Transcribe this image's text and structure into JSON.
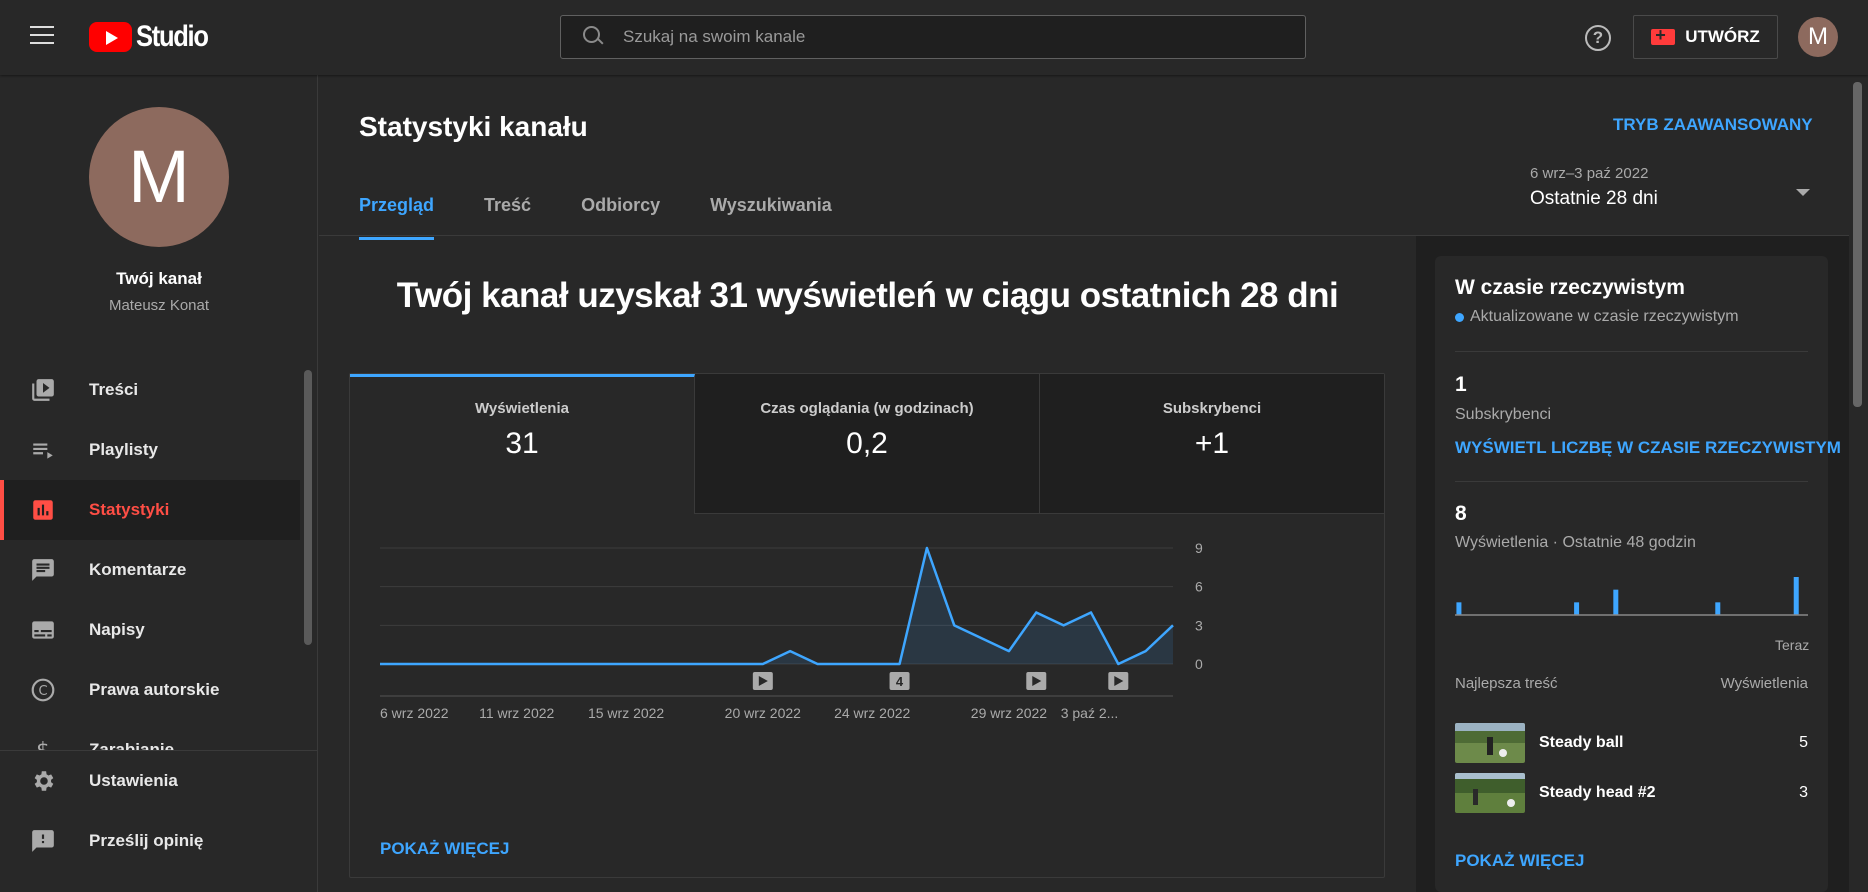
{
  "topbar": {
    "logo_text": "Studio",
    "search_placeholder": "Szukaj na swoim kanale",
    "create_label": "UTWÓRZ",
    "avatar_letter": "M"
  },
  "sidebar": {
    "avatar_letter": "M",
    "channel_title": "Twój kanał",
    "channel_user": "Mateusz Konat",
    "items": [
      {
        "label": "Treści",
        "icon": "video-library-icon"
      },
      {
        "label": "Playlisty",
        "icon": "playlist-icon"
      },
      {
        "label": "Statystyki",
        "icon": "analytics-icon",
        "active": true
      },
      {
        "label": "Komentarze",
        "icon": "comments-icon"
      },
      {
        "label": "Napisy",
        "icon": "subtitles-icon"
      },
      {
        "label": "Prawa autorskie",
        "icon": "copyright-icon"
      },
      {
        "label": "Zarabianie",
        "icon": "dollar-icon"
      }
    ],
    "bottom_items": [
      {
        "label": "Ustawienia",
        "icon": "gear-icon"
      },
      {
        "label": "Prześlij opinię",
        "icon": "feedback-icon"
      }
    ]
  },
  "main": {
    "title": "Statystyki kanału",
    "advanced_link": "TRYB ZAAWANSOWANY",
    "tabs": [
      {
        "label": "Przegląd",
        "active": true
      },
      {
        "label": "Treść"
      },
      {
        "label": "Odbiorcy"
      },
      {
        "label": "Wyszukiwania"
      }
    ],
    "date_range_dates": "6 wrz–3 paź 2022",
    "date_range_label": "Ostatnie 28 dni",
    "headline": "Twój kanał uzyskał 31 wyświetleń w ciągu ostatnich 28 dni",
    "metrics": [
      {
        "label": "Wyświetlenia",
        "value": "31",
        "active": true
      },
      {
        "label": "Czas oglądania (w godzinach)",
        "value": "0,2"
      },
      {
        "label": "Subskrybenci",
        "value": "+1"
      }
    ],
    "show_more": "POKAŻ WIĘCEJ"
  },
  "chart_data": {
    "type": "area",
    "x": [
      "6 wrz 2022",
      "7 wrz",
      "8 wrz",
      "9 wrz",
      "10 wrz",
      "11 wrz 2022",
      "12 wrz",
      "13 wrz",
      "14 wrz",
      "15 wrz 2022",
      "16 wrz",
      "17 wrz",
      "18 wrz",
      "19 wrz",
      "20 wrz 2022",
      "21 wrz",
      "22 wrz",
      "23 wrz",
      "24 wrz 2022",
      "25 wrz",
      "26 wrz",
      "27 wrz",
      "28 wrz",
      "29 wrz 2022",
      "30 wrz",
      "1 paź",
      "2 paź",
      "3 paź 2022"
    ],
    "series": [
      {
        "values": [
          0,
          0,
          0,
          0,
          0,
          0,
          0,
          0,
          0,
          0,
          0,
          0,
          0,
          0,
          0,
          1,
          0,
          0,
          0,
          0,
          9,
          3,
          2,
          1,
          4,
          3,
          4,
          0,
          1,
          3
        ]
      }
    ],
    "xtick_labels": [
      "6 wrz 2022",
      "11 wrz 2022",
      "15 wrz 2022",
      "20 wrz 2022",
      "24 wrz 2022",
      "29 wrz 2022",
      "3 paź 2..."
    ],
    "xtick_index": [
      0,
      5,
      9,
      14,
      18,
      23,
      27
    ],
    "yticks": [
      "0",
      "3",
      "6",
      "9"
    ],
    "ylim": [
      0,
      9
    ],
    "markers": [
      {
        "index": 14,
        "label": "",
        "kind": "video"
      },
      {
        "index": 19,
        "label": "4",
        "kind": "count"
      },
      {
        "index": 24,
        "label": "",
        "kind": "video"
      },
      {
        "index": 27,
        "label": "",
        "kind": "video"
      }
    ],
    "color": "#3ea6ff"
  },
  "realtime": {
    "title": "W czasie rzeczywistym",
    "subtitle": "Aktualizowane w czasie rzeczywistym",
    "subs_value": "1",
    "subs_label": "Subskrybenci",
    "subs_link": "WYŚWIETL LICZBĘ W CZASIE RZECZYWISTYM",
    "views_value": "8",
    "views_label": "Wyświetlenia · Ostatnie 48 godzin",
    "bars": [
      1,
      0,
      0,
      0,
      0,
      0,
      0,
      0,
      0,
      0,
      0,
      0,
      0,
      0,
      0,
      1,
      0,
      0,
      0,
      0,
      2,
      0,
      0,
      0,
      0,
      0,
      0,
      0,
      0,
      0,
      0,
      0,
      0,
      1,
      0,
      0,
      0,
      0,
      0,
      0,
      0,
      0,
      0,
      3,
      0
    ],
    "now_label": "Teraz",
    "top_head_left": "Najlepsza treść",
    "top_head_right": "Wyświetlenia",
    "top_content": [
      {
        "title": "Steady ball",
        "views": "5"
      },
      {
        "title": "Steady head #2",
        "views": "3"
      }
    ],
    "show_more": "POKAŻ WIĘCEJ"
  }
}
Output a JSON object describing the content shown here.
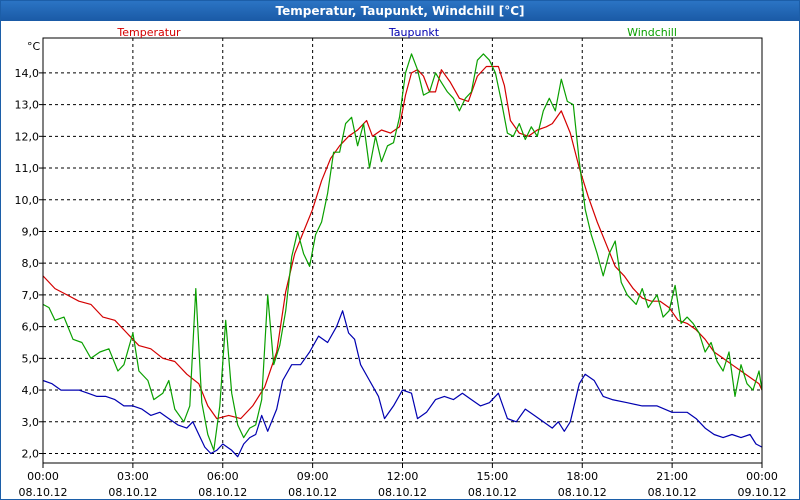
{
  "window": {
    "title": "Temperatur, Taupunkt, Windchill [°C]"
  },
  "chart_data": {
    "type": "line",
    "title": "Temperatur, Taupunkt, Windchill [°C]",
    "y_unit": "°C",
    "ylim": [
      1.7,
      15.1
    ],
    "y_ticks": [
      "2,0",
      "3,0",
      "4,0",
      "5,0",
      "6,0",
      "7,0",
      "8,0",
      "9,0",
      "10,0",
      "11,0",
      "12,0",
      "13,0",
      "14,0"
    ],
    "y_tick_values": [
      2,
      3,
      4,
      5,
      6,
      7,
      8,
      9,
      10,
      11,
      12,
      13,
      14
    ],
    "x_range_hours": [
      0,
      24
    ],
    "x_ticks": [
      {
        "time": "00:00",
        "date": "08.10.12",
        "h": 0
      },
      {
        "time": "03:00",
        "date": "08.10.12",
        "h": 3
      },
      {
        "time": "06:00",
        "date": "08.10.12",
        "h": 6
      },
      {
        "time": "09:00",
        "date": "08.10.12",
        "h": 9
      },
      {
        "time": "12:00",
        "date": "08.10.12",
        "h": 12
      },
      {
        "time": "15:00",
        "date": "08.10.12",
        "h": 15
      },
      {
        "time": "18:00",
        "date": "08.10.12",
        "h": 18
      },
      {
        "time": "21:00",
        "date": "08.10.12",
        "h": 21
      },
      {
        "time": "00:00",
        "date": "09.10.12",
        "h": 24
      }
    ],
    "grid": true,
    "legend": "top",
    "series": [
      {
        "name": "Temperatur",
        "color": "#d40000",
        "points": [
          [
            0,
            7.6
          ],
          [
            0.4,
            7.2
          ],
          [
            0.8,
            7.0
          ],
          [
            1.2,
            6.8
          ],
          [
            1.6,
            6.7
          ],
          [
            2.0,
            6.3
          ],
          [
            2.4,
            6.2
          ],
          [
            2.8,
            5.8
          ],
          [
            3.2,
            5.4
          ],
          [
            3.6,
            5.3
          ],
          [
            4.0,
            5.0
          ],
          [
            4.4,
            4.9
          ],
          [
            4.8,
            4.5
          ],
          [
            5.2,
            4.2
          ],
          [
            5.5,
            3.5
          ],
          [
            5.8,
            3.1
          ],
          [
            6.2,
            3.2
          ],
          [
            6.6,
            3.1
          ],
          [
            7.0,
            3.5
          ],
          [
            7.4,
            4.1
          ],
          [
            7.8,
            5.2
          ],
          [
            8.1,
            7.1
          ],
          [
            8.4,
            8.3
          ],
          [
            8.7,
            9.0
          ],
          [
            9.0,
            9.7
          ],
          [
            9.3,
            10.6
          ],
          [
            9.6,
            11.3
          ],
          [
            9.9,
            11.7
          ],
          [
            10.2,
            12.0
          ],
          [
            10.5,
            12.2
          ],
          [
            10.8,
            12.5
          ],
          [
            11.0,
            12.0
          ],
          [
            11.3,
            12.2
          ],
          [
            11.6,
            12.1
          ],
          [
            11.9,
            12.3
          ],
          [
            12.1,
            13.3
          ],
          [
            12.3,
            14.0
          ],
          [
            12.5,
            14.1
          ],
          [
            12.7,
            13.9
          ],
          [
            12.9,
            13.4
          ],
          [
            13.1,
            13.4
          ],
          [
            13.3,
            14.1
          ],
          [
            13.6,
            13.7
          ],
          [
            13.9,
            13.2
          ],
          [
            14.2,
            13.1
          ],
          [
            14.5,
            13.9
          ],
          [
            14.8,
            14.2
          ],
          [
            15.0,
            14.2
          ],
          [
            15.2,
            14.2
          ],
          [
            15.4,
            13.6
          ],
          [
            15.6,
            12.5
          ],
          [
            15.9,
            12.1
          ],
          [
            16.2,
            12.0
          ],
          [
            16.5,
            12.2
          ],
          [
            16.8,
            12.3
          ],
          [
            17.0,
            12.4
          ],
          [
            17.3,
            12.8
          ],
          [
            17.6,
            12.1
          ],
          [
            17.9,
            11.0
          ],
          [
            18.2,
            10.1
          ],
          [
            18.5,
            9.3
          ],
          [
            18.8,
            8.6
          ],
          [
            19.1,
            7.9
          ],
          [
            19.4,
            7.6
          ],
          [
            19.7,
            7.2
          ],
          [
            20.0,
            6.9
          ],
          [
            20.3,
            6.8
          ],
          [
            20.6,
            6.8
          ],
          [
            20.9,
            6.6
          ],
          [
            21.2,
            6.2
          ],
          [
            21.5,
            6.1
          ],
          [
            21.8,
            5.9
          ],
          [
            22.1,
            5.6
          ],
          [
            22.4,
            5.2
          ],
          [
            22.7,
            5.0
          ],
          [
            23.0,
            4.8
          ],
          [
            23.3,
            4.6
          ],
          [
            23.6,
            4.4
          ],
          [
            23.9,
            4.2
          ],
          [
            24,
            4.0
          ]
        ]
      },
      {
        "name": "Taupunkt",
        "color": "#0000b0",
        "points": [
          [
            0,
            4.3
          ],
          [
            0.3,
            4.2
          ],
          [
            0.6,
            4.0
          ],
          [
            0.9,
            4.0
          ],
          [
            1.2,
            4.0
          ],
          [
            1.5,
            3.9
          ],
          [
            1.8,
            3.8
          ],
          [
            2.1,
            3.8
          ],
          [
            2.4,
            3.7
          ],
          [
            2.7,
            3.5
          ],
          [
            3.0,
            3.5
          ],
          [
            3.3,
            3.4
          ],
          [
            3.6,
            3.2
          ],
          [
            3.9,
            3.3
          ],
          [
            4.2,
            3.1
          ],
          [
            4.5,
            2.9
          ],
          [
            4.8,
            2.8
          ],
          [
            5.0,
            3.0
          ],
          [
            5.2,
            2.6
          ],
          [
            5.4,
            2.2
          ],
          [
            5.6,
            2.0
          ],
          [
            5.8,
            2.1
          ],
          [
            6.0,
            2.3
          ],
          [
            6.3,
            2.1
          ],
          [
            6.5,
            1.9
          ],
          [
            6.7,
            2.3
          ],
          [
            6.9,
            2.5
          ],
          [
            7.1,
            2.6
          ],
          [
            7.3,
            3.2
          ],
          [
            7.5,
            2.7
          ],
          [
            7.8,
            3.4
          ],
          [
            8.0,
            4.3
          ],
          [
            8.3,
            4.8
          ],
          [
            8.6,
            4.8
          ],
          [
            8.9,
            5.2
          ],
          [
            9.2,
            5.7
          ],
          [
            9.5,
            5.5
          ],
          [
            9.8,
            6.0
          ],
          [
            10.0,
            6.5
          ],
          [
            10.2,
            5.8
          ],
          [
            10.4,
            5.6
          ],
          [
            10.6,
            4.8
          ],
          [
            10.9,
            4.3
          ],
          [
            11.2,
            3.8
          ],
          [
            11.4,
            3.1
          ],
          [
            11.7,
            3.5
          ],
          [
            12.0,
            4.0
          ],
          [
            12.3,
            3.9
          ],
          [
            12.5,
            3.1
          ],
          [
            12.8,
            3.3
          ],
          [
            13.1,
            3.7
          ],
          [
            13.4,
            3.8
          ],
          [
            13.7,
            3.7
          ],
          [
            14.0,
            3.9
          ],
          [
            14.3,
            3.7
          ],
          [
            14.6,
            3.5
          ],
          [
            14.9,
            3.6
          ],
          [
            15.2,
            3.9
          ],
          [
            15.5,
            3.1
          ],
          [
            15.8,
            3.0
          ],
          [
            16.1,
            3.4
          ],
          [
            16.4,
            3.2
          ],
          [
            16.7,
            3.0
          ],
          [
            17.0,
            2.8
          ],
          [
            17.2,
            3.0
          ],
          [
            17.4,
            2.7
          ],
          [
            17.6,
            3.0
          ],
          [
            17.9,
            4.2
          ],
          [
            18.1,
            4.5
          ],
          [
            18.4,
            4.3
          ],
          [
            18.7,
            3.8
          ],
          [
            19.0,
            3.7
          ],
          [
            19.5,
            3.6
          ],
          [
            20.0,
            3.5
          ],
          [
            20.5,
            3.5
          ],
          [
            21.0,
            3.3
          ],
          [
            21.5,
            3.3
          ],
          [
            21.8,
            3.1
          ],
          [
            22.1,
            2.8
          ],
          [
            22.4,
            2.6
          ],
          [
            22.7,
            2.5
          ],
          [
            23.0,
            2.6
          ],
          [
            23.3,
            2.5
          ],
          [
            23.6,
            2.6
          ],
          [
            23.8,
            2.3
          ],
          [
            24,
            2.2
          ]
        ]
      },
      {
        "name": "Windchill",
        "color": "#0aa000",
        "points": [
          [
            0,
            6.7
          ],
          [
            0.2,
            6.6
          ],
          [
            0.4,
            6.2
          ],
          [
            0.7,
            6.3
          ],
          [
            1.0,
            5.6
          ],
          [
            1.3,
            5.5
          ],
          [
            1.6,
            5.0
          ],
          [
            1.9,
            5.2
          ],
          [
            2.2,
            5.3
          ],
          [
            2.5,
            4.6
          ],
          [
            2.7,
            4.8
          ],
          [
            3.0,
            5.8
          ],
          [
            3.2,
            4.6
          ],
          [
            3.5,
            4.3
          ],
          [
            3.7,
            3.7
          ],
          [
            4.0,
            3.9
          ],
          [
            4.2,
            4.3
          ],
          [
            4.4,
            3.4
          ],
          [
            4.7,
            3.0
          ],
          [
            4.9,
            3.5
          ],
          [
            5.1,
            7.2
          ],
          [
            5.3,
            3.6
          ],
          [
            5.5,
            2.6
          ],
          [
            5.7,
            2.1
          ],
          [
            5.9,
            3.5
          ],
          [
            6.1,
            6.2
          ],
          [
            6.3,
            3.9
          ],
          [
            6.5,
            2.9
          ],
          [
            6.7,
            2.5
          ],
          [
            6.9,
            2.8
          ],
          [
            7.1,
            2.9
          ],
          [
            7.3,
            3.7
          ],
          [
            7.5,
            7.0
          ],
          [
            7.7,
            4.8
          ],
          [
            7.9,
            5.4
          ],
          [
            8.1,
            6.5
          ],
          [
            8.3,
            8.2
          ],
          [
            8.5,
            9.0
          ],
          [
            8.7,
            8.3
          ],
          [
            8.9,
            7.9
          ],
          [
            9.1,
            8.9
          ],
          [
            9.3,
            9.3
          ],
          [
            9.5,
            10.2
          ],
          [
            9.7,
            11.5
          ],
          [
            9.9,
            11.5
          ],
          [
            10.1,
            12.4
          ],
          [
            10.3,
            12.6
          ],
          [
            10.5,
            11.7
          ],
          [
            10.7,
            12.4
          ],
          [
            10.9,
            11.0
          ],
          [
            11.1,
            12.0
          ],
          [
            11.3,
            11.2
          ],
          [
            11.5,
            11.7
          ],
          [
            11.7,
            11.8
          ],
          [
            11.9,
            12.6
          ],
          [
            12.1,
            14.0
          ],
          [
            12.3,
            14.6
          ],
          [
            12.5,
            14.1
          ],
          [
            12.7,
            13.3
          ],
          [
            12.9,
            13.4
          ],
          [
            13.1,
            14.0
          ],
          [
            13.3,
            13.7
          ],
          [
            13.5,
            13.4
          ],
          [
            13.7,
            13.2
          ],
          [
            13.9,
            12.8
          ],
          [
            14.1,
            13.2
          ],
          [
            14.3,
            13.4
          ],
          [
            14.5,
            14.4
          ],
          [
            14.7,
            14.6
          ],
          [
            14.9,
            14.4
          ],
          [
            15.1,
            14.0
          ],
          [
            15.3,
            13.1
          ],
          [
            15.5,
            12.1
          ],
          [
            15.7,
            12.0
          ],
          [
            15.9,
            12.4
          ],
          [
            16.1,
            11.9
          ],
          [
            16.3,
            12.3
          ],
          [
            16.5,
            12.0
          ],
          [
            16.7,
            12.8
          ],
          [
            16.9,
            13.2
          ],
          [
            17.1,
            12.8
          ],
          [
            17.3,
            13.8
          ],
          [
            17.5,
            13.1
          ],
          [
            17.7,
            13.0
          ],
          [
            17.9,
            11.2
          ],
          [
            18.1,
            9.7
          ],
          [
            18.3,
            8.9
          ],
          [
            18.5,
            8.3
          ],
          [
            18.7,
            7.6
          ],
          [
            18.9,
            8.3
          ],
          [
            19.1,
            8.7
          ],
          [
            19.3,
            7.4
          ],
          [
            19.5,
            7.0
          ],
          [
            19.8,
            6.7
          ],
          [
            20.0,
            7.2
          ],
          [
            20.2,
            6.6
          ],
          [
            20.5,
            7.0
          ],
          [
            20.7,
            6.3
          ],
          [
            20.9,
            6.5
          ],
          [
            21.1,
            7.3
          ],
          [
            21.3,
            6.1
          ],
          [
            21.5,
            6.3
          ],
          [
            21.7,
            6.1
          ],
          [
            21.9,
            5.8
          ],
          [
            22.1,
            5.2
          ],
          [
            22.3,
            5.5
          ],
          [
            22.5,
            4.9
          ],
          [
            22.7,
            4.6
          ],
          [
            22.9,
            5.2
          ],
          [
            23.1,
            3.8
          ],
          [
            23.3,
            4.8
          ],
          [
            23.5,
            4.2
          ],
          [
            23.7,
            4.0
          ],
          [
            23.9,
            4.6
          ],
          [
            24,
            4.0
          ]
        ]
      }
    ]
  }
}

= = = = = = =

• [What needs to be done] Find every line in the records above that contains the word "Taupunkt", and copy each one.

• [Answer to the task]
    "title": "Temperatur, Taupunkt, Windchill [°C]"
    "title": "Temperatur, Taupunkt, Windchill [°C]",
        "name": "Taupunkt",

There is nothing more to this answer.